→ **PROMPT**
Scan the data. Collect each line that contains the word "siempre".

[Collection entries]

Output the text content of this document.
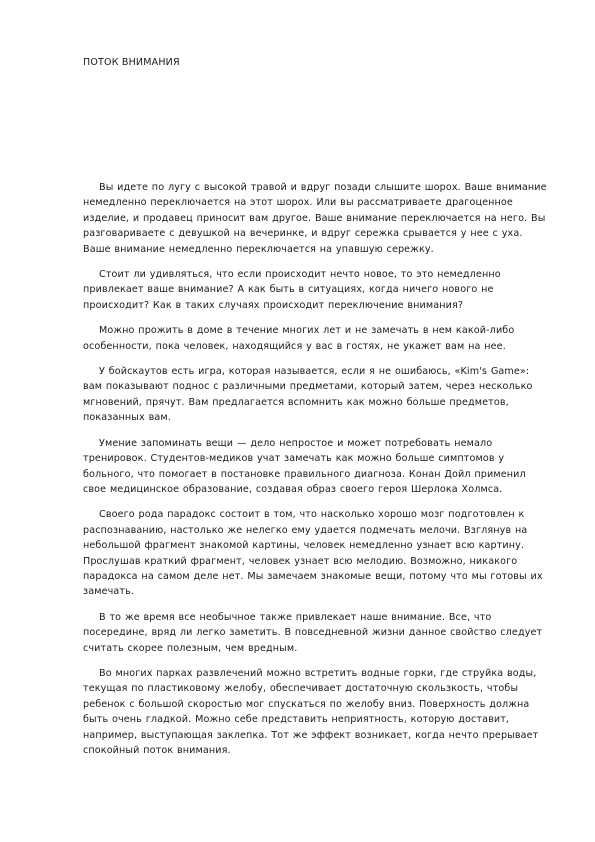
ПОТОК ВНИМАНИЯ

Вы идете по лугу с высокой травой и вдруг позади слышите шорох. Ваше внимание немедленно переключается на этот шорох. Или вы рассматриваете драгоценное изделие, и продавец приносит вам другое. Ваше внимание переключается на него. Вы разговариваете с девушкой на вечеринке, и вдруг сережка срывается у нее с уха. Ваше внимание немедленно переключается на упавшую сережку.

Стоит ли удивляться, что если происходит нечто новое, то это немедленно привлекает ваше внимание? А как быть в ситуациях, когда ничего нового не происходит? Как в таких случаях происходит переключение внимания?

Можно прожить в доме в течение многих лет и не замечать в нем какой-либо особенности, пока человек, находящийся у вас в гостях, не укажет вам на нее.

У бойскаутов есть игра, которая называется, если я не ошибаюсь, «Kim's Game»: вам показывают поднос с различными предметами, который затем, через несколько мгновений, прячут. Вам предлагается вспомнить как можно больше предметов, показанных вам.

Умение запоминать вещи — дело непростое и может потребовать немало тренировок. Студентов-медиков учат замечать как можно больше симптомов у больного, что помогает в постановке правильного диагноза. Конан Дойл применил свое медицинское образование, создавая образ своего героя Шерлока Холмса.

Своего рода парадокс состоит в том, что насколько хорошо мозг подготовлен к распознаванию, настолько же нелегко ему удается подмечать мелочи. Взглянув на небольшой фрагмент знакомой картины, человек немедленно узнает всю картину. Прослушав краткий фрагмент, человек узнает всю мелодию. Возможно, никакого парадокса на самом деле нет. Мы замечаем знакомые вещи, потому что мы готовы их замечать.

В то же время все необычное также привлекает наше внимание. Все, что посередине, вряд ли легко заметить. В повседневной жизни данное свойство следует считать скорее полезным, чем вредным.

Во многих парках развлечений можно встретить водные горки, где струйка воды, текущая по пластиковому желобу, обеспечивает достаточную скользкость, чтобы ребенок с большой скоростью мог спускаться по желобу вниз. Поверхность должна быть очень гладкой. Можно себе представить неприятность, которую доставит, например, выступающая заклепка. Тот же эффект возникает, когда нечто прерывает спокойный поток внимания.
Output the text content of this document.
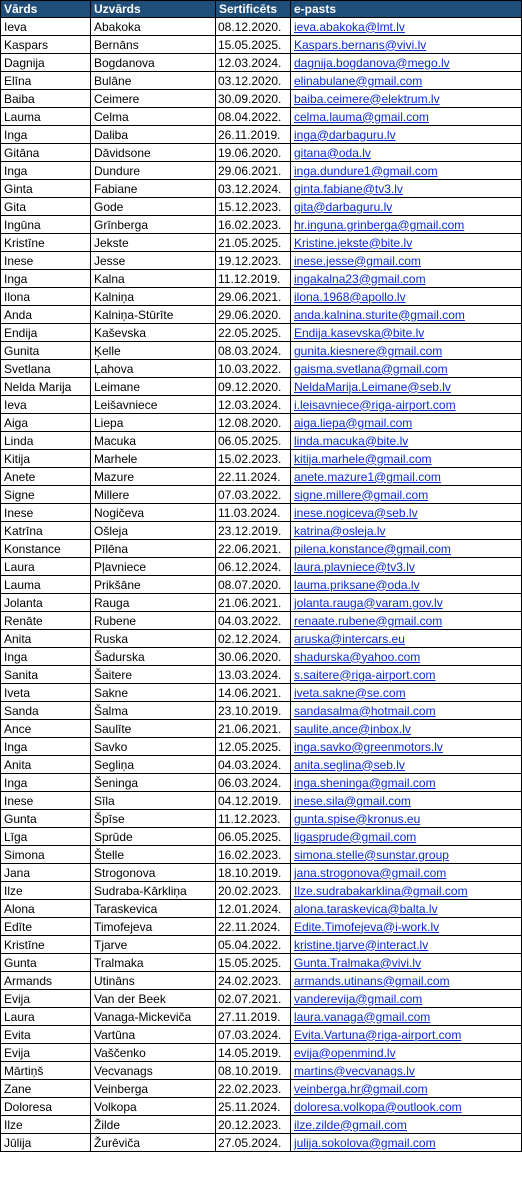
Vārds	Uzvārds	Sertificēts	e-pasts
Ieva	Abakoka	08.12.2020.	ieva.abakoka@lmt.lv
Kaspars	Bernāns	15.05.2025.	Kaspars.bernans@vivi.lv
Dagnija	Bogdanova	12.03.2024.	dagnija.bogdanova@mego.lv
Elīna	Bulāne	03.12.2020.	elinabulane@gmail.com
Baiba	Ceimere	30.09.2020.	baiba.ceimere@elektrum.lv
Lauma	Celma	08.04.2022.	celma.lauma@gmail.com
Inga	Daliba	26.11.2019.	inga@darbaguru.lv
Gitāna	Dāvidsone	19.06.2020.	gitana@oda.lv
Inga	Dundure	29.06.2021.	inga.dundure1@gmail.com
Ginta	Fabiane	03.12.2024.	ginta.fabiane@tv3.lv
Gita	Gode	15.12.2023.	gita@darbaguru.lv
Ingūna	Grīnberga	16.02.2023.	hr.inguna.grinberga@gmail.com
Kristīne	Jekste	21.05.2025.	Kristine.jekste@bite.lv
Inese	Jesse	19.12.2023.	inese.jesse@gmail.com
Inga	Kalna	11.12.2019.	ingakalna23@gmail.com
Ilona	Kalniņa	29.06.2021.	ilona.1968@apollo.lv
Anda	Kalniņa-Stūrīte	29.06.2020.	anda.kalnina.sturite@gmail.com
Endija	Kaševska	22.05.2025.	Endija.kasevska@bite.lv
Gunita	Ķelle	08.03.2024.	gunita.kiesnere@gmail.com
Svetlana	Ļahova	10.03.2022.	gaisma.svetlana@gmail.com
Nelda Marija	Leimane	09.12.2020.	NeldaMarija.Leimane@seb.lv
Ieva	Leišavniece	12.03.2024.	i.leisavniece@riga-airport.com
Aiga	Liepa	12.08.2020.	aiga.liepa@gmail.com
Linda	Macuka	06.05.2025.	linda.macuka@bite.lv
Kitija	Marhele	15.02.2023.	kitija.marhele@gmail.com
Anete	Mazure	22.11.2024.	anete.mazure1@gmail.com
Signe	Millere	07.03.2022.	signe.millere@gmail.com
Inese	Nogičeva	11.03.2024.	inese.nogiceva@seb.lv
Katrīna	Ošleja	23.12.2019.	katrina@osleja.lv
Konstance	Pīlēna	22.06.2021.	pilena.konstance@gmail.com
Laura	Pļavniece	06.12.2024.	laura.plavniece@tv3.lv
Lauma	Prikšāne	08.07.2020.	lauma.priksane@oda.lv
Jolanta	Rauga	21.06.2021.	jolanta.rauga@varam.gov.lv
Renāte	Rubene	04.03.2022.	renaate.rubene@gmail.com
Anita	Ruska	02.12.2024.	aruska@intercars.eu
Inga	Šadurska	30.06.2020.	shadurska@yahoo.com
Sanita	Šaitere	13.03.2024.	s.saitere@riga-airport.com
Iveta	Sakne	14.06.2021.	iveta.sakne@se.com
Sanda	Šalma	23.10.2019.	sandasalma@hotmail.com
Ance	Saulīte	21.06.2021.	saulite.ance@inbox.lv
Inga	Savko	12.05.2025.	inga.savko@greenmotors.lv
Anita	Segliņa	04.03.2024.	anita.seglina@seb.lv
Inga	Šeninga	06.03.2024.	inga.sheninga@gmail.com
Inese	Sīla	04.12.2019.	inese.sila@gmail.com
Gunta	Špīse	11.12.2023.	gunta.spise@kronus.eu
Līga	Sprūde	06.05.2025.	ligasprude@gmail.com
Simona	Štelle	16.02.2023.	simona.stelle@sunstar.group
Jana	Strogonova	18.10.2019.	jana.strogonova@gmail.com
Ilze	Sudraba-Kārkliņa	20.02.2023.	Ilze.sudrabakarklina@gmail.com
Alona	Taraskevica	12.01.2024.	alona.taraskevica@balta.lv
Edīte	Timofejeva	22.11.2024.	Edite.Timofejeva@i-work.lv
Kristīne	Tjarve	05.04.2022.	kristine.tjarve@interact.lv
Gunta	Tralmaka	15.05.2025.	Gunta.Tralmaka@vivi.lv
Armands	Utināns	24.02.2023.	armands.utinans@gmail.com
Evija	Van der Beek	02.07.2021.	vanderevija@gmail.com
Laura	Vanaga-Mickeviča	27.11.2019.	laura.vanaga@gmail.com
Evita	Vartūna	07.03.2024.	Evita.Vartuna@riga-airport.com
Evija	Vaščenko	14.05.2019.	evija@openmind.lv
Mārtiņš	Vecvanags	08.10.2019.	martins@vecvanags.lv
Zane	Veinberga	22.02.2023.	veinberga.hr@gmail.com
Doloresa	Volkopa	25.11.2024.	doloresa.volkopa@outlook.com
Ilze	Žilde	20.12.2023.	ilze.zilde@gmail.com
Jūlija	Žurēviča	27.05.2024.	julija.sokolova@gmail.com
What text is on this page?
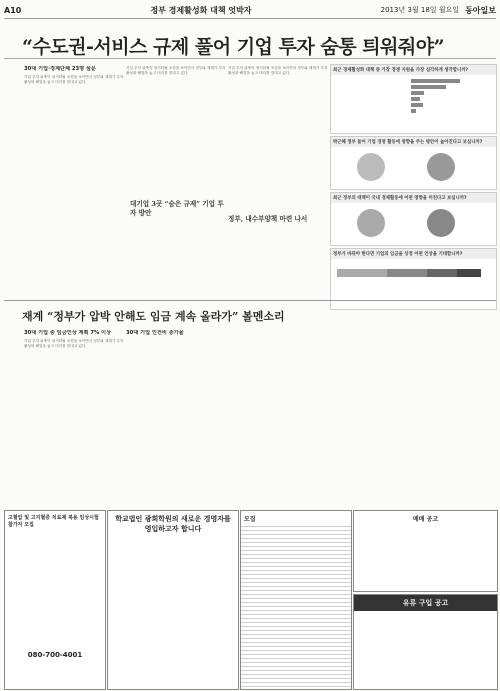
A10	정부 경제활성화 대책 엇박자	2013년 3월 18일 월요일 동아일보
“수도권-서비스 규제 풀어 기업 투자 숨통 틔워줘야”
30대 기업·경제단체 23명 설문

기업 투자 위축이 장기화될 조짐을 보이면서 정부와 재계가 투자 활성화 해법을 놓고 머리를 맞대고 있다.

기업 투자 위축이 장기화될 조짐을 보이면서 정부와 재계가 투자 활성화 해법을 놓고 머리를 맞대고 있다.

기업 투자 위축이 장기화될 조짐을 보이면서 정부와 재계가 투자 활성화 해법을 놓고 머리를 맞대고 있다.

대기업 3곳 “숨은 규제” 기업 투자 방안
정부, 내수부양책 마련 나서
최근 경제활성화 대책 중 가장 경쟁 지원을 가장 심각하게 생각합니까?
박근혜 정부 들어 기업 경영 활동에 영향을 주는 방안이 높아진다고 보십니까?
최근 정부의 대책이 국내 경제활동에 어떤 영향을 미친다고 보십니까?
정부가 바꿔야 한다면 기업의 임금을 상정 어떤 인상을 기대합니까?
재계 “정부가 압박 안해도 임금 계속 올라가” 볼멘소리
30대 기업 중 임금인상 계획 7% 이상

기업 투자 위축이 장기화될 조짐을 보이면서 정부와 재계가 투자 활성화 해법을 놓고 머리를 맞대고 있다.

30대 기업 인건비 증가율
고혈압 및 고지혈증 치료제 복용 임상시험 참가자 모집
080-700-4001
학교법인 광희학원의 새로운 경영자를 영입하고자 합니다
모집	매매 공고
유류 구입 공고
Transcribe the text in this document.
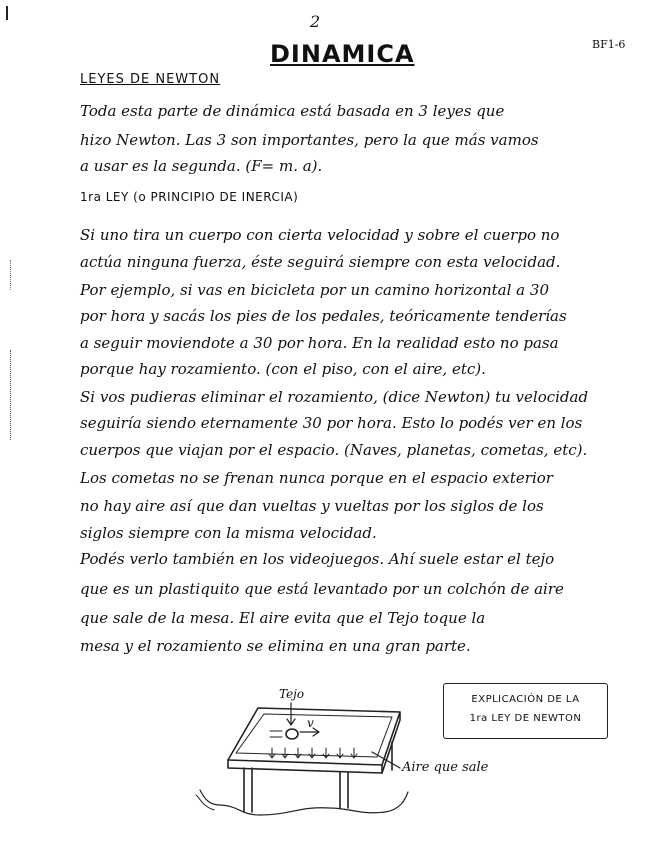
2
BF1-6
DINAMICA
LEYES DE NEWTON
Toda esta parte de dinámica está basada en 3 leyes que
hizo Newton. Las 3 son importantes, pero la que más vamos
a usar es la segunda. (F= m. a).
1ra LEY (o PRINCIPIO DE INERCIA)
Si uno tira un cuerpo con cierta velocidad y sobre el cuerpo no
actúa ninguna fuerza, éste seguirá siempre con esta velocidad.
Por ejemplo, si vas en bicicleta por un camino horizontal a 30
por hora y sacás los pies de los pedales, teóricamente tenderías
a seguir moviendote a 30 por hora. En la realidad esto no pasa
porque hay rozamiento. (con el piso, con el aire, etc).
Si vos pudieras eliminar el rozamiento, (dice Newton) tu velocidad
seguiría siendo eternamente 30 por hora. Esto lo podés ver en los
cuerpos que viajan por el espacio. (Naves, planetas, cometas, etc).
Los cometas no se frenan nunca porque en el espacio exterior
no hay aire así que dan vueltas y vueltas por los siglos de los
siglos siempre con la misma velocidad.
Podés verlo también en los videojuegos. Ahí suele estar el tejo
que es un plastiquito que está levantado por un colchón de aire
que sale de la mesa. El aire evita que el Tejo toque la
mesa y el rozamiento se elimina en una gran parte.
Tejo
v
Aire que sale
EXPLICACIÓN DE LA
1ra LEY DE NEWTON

→ **EXERCISE RESPONSE**
actúa ninguna fuerza, éste seguirá siempre con esta velocidad.
siglos siempre con la misma velocidad.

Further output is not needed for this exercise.